Entries taken from a collection
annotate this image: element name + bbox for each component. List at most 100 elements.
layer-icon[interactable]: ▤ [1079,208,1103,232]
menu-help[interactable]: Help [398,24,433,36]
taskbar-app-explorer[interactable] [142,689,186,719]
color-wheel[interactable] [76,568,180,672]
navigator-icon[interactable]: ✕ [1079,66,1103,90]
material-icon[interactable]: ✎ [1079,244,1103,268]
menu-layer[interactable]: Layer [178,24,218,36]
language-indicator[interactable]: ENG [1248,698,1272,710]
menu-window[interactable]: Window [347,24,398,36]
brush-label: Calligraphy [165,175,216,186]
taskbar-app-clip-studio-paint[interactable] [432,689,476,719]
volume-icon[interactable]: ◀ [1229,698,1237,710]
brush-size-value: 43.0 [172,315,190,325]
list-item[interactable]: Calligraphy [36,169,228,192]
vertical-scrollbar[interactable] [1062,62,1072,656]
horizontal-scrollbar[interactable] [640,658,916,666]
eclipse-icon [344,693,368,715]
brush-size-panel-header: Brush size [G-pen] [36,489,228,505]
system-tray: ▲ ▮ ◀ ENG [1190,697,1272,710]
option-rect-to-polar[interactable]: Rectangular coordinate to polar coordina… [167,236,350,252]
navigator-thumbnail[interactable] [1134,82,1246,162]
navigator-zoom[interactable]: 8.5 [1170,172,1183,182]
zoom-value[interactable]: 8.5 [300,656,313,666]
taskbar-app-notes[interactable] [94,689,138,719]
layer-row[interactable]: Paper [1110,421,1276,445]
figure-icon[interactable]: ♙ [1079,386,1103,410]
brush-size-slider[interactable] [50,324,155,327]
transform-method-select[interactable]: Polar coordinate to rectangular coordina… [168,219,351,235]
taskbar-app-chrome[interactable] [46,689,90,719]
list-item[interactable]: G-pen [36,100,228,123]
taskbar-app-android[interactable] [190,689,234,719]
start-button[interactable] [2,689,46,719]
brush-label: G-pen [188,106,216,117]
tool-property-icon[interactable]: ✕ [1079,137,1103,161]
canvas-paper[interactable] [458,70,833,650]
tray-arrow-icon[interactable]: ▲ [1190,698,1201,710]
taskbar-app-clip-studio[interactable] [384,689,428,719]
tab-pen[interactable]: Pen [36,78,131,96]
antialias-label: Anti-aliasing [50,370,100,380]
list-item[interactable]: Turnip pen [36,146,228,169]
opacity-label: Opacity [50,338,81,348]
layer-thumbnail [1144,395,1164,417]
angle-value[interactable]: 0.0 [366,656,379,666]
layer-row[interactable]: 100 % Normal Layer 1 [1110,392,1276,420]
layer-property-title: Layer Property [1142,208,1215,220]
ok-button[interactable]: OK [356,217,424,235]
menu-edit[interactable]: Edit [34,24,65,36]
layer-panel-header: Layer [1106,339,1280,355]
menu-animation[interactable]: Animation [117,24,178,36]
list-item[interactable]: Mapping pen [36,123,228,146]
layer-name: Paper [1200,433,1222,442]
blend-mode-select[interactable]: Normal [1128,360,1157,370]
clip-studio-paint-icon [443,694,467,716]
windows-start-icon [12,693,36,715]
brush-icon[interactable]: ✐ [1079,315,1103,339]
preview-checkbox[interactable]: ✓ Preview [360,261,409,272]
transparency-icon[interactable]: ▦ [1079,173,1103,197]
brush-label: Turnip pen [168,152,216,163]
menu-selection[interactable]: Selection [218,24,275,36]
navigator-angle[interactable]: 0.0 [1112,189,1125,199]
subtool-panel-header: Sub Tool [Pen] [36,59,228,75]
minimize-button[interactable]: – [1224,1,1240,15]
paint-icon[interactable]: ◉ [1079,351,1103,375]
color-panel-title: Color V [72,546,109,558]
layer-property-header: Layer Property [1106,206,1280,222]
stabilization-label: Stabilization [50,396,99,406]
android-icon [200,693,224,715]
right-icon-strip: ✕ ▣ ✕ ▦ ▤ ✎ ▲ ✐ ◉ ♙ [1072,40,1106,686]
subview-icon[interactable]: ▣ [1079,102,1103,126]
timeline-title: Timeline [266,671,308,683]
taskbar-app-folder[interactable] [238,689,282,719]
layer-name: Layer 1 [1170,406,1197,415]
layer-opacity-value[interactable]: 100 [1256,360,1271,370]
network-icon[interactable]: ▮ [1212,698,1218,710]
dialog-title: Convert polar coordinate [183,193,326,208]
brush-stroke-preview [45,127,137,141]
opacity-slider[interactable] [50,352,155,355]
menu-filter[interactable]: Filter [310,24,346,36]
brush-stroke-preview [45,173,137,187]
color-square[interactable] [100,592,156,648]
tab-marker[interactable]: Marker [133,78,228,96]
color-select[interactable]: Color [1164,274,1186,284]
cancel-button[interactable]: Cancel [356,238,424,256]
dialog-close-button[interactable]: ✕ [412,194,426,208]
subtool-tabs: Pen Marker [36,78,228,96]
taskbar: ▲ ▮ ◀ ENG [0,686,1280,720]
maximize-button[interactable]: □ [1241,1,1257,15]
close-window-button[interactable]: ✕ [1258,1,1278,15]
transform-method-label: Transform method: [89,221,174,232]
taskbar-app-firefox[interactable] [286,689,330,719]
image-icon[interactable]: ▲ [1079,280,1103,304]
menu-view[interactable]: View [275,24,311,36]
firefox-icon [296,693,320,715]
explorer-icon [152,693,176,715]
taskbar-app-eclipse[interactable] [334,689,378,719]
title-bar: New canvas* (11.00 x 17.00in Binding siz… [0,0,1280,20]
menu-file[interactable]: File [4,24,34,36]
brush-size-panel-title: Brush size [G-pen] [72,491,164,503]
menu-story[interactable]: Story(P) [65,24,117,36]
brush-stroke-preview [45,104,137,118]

**TASK DETAILS**
Present the lines above as a numbered list, leaving out any blank lines.

**COMPLETED TASK**
1. annotate this image: element name + bbox for each component. List at most 100 elements.
2. layer-icon[interactable]: ▤ [1079,208,1103,232]
3. menu-help[interactable]: Help [398,24,433,36]
4. taskbar-app-explorer[interactable] [142,689,186,719]
5. color-wheel[interactable] [76,568,180,672]
6. navigator-icon[interactable]: ✕ [1079,66,1103,90]
7. material-icon[interactable]: ✎ [1079,244,1103,268]
8. menu-layer[interactable]: Layer [178,24,218,36]
9. language-indicator[interactable]: ENG [1248,698,1272,710]
10. menu-window[interactable]: Window [347,24,398,36]
11. brush-label: Calligraphy [165,175,216,186]
12. taskbar-app-clip-studio-paint[interactable] [432,689,476,719]
13. volume-icon[interactable]: ◀ [1229,698,1237,710]
14. brush-size-value: 43.0 [172,315,190,325]
15. list-item[interactable]: Calligraphy [36,169,228,192]
16. vertical-scrollbar[interactable] [1062,62,1072,656]
17. horizontal-scrollbar[interactable] [640,658,916,666]
18. eclipse-icon [344,693,368,715]
19. brush-size-panel-header: Brush size [G-pen] [36,489,228,505]
20. system-tray: ▲ ▮ ◀ ENG [1190,697,1272,710]
21. option-rect-to-polar[interactable]: Rectangular coordinate to polar coordina… [167,236,350,252]
22. navigator-thumbnail[interactable] [1134,82,1246,162]
23. navigator-zoom[interactable]: 8.5 [1170,172,1183,182]
24. zoom-value[interactable]: 8.5 [300,656,313,666]
25. taskbar-app-notes[interactable] [94,689,138,719]
26. layer-row[interactable]: Paper [1110,421,1276,445]
27. figure-icon[interactable]: ♙ [1079,386,1103,410]
28. brush-size-slider[interactable] [50,324,155,327]
29. transform-method-select[interactable]: Polar coordinate to rectangular coordina… [168,219,351,235]
30. taskbar-app-chrome[interactable] [46,689,90,719]
31. list-item[interactable]: G-pen [36,100,228,123]
32. taskbar-app-android[interactable] [190,689,234,719]
33. start-button[interactable] [2,689,46,719]
34. brush-label: G-pen [188,106,216,117]
35. tool-property-icon[interactable]: ✕ [1079,137,1103,161]
36. canvas-paper[interactable] [458,70,833,650]
37. tray-arrow-icon[interactable]: ▲ [1190,698,1201,710]
38. taskbar-app-clip-studio[interactable] [384,689,428,719]
39. tab-pen[interactable]: Pen [36,78,131,96]
40. antialias-label: Anti-aliasing [50,370,100,380]
41. list-item[interactable]: Turnip pen [36,146,228,169]
42. opacity-label: Opacity [50,338,81,348]
43. layer-thumbnail [1144,395,1164,417]
44. angle-value[interactable]: 0.0 [366,656,379,666]
45. layer-row[interactable]: 100 % Normal Layer 1 [1110,392,1276,420]
46. layer-property-title: Layer Property [1142,208,1215,220]
47. ok-button[interactable]: OK [356,217,424,235]
48. menu-edit[interactable]: Edit [34,24,65,36]
49. layer-panel-header: Layer [1106,339,1280,355]
50. menu-animation[interactable]: Animation [117,24,178,36]
51. list-item[interactable]: Mapping pen [36,123,228,146]
52. layer-name: Paper [1200,433,1222,442]
53. blend-mode-select[interactable]: Normal [1128,360,1157,370]
54. clip-studio-paint-icon [443,694,467,716]
55. windows-start-icon [12,693,36,715]
56. brush-icon[interactable]: ✐ [1079,315,1103,339]
57. preview-checkbox[interactable]: ✓ Preview [360,261,409,272]
58. transparency-icon[interactable]: ▦ [1079,173,1103,197]
59. brush-label: Turnip pen [168,152,216,163]
60. menu-selection[interactable]: Selection [218,24,275,36]
61. navigator-angle[interactable]: 0.0 [1112,189,1125,199]
62. subtool-panel-header: Sub Tool [Pen] [36,59,228,75]
63. minimize-button[interactable]: – [1224,1,1240,15]
64. paint-icon[interactable]: ◉ [1079,351,1103,375]
65. color-panel-title: Color V [72,546,109,558]
66. layer-property-header: Layer Property [1106,206,1280,222]
67. stabilization-label: Stabilization [50,396,99,406]
68. android-icon [200,693,224,715]
69. right-icon-strip: ✕ ▣ ✕ ▦ ▤ ✎ ▲ ✐ ◉ ♙ [1072,40,1106,686]
70. subview-icon[interactable]: ▣ [1079,102,1103,126]
71. timeline-title: Timeline [266,671,308,683]
72. taskbar-app-folder[interactable] [238,689,282,719]
73. layer-name: Layer 1 [1170,406,1197,415]
74. layer-opacity-value[interactable]: 100 [1256,360,1271,370]
75. network-icon[interactable]: ▮ [1212,698,1218,710]
76. dialog-title: Convert polar coordinate [183,193,326,208]
77. brush-stroke-preview [45,127,137,141]
78. opacity-slider[interactable] [50,352,155,355]
79. menu-filter[interactable]: Filter [310,24,346,36]
80. brush-stroke-preview [45,173,137,187]
81. color-square[interactable] [100,592,156,648]
82. tab-marker[interactable]: Marker [133,78,228,96]
83. color-select[interactable]: Color [1164,274,1186,284]
84. cancel-button[interactable]: Cancel [356,238,424,256]
85. dialog-close-button[interactable]: ✕ [412,194,426,208]
86. subtool-tabs: Pen Marker [36,78,228,96]
87. taskbar: ▲ ▮ ◀ ENG [0,686,1280,720]
88. maximize-button[interactable]: □ [1241,1,1257,15]
89. close-window-button[interactable]: ✕ [1258,1,1278,15]
90. transform-method-label: Transform method: [89,221,174,232]
91. taskbar-app-firefox[interactable] [286,689,330,719]
92. image-icon[interactable]: ▲ [1079,280,1103,304]
93. menu-view[interactable]: View [275,24,311,36]
94. firefox-icon [296,693,320,715]
95. explorer-icon [152,693,176,715]
96. taskbar-app-eclipse[interactable] [334,689,378,719]
97. title-bar: New canvas* (11.00 x 17.00in Binding siz… [0,0,1280,20]
98. menu-file[interactable]: File [4,24,34,36]
99. brush-size-panel-title: Brush size [G-pen] [72,491,164,503]
100. menu-story[interactable]: Story(P) [65,24,117,36]
101. brush-stroke-preview [45,104,137,118]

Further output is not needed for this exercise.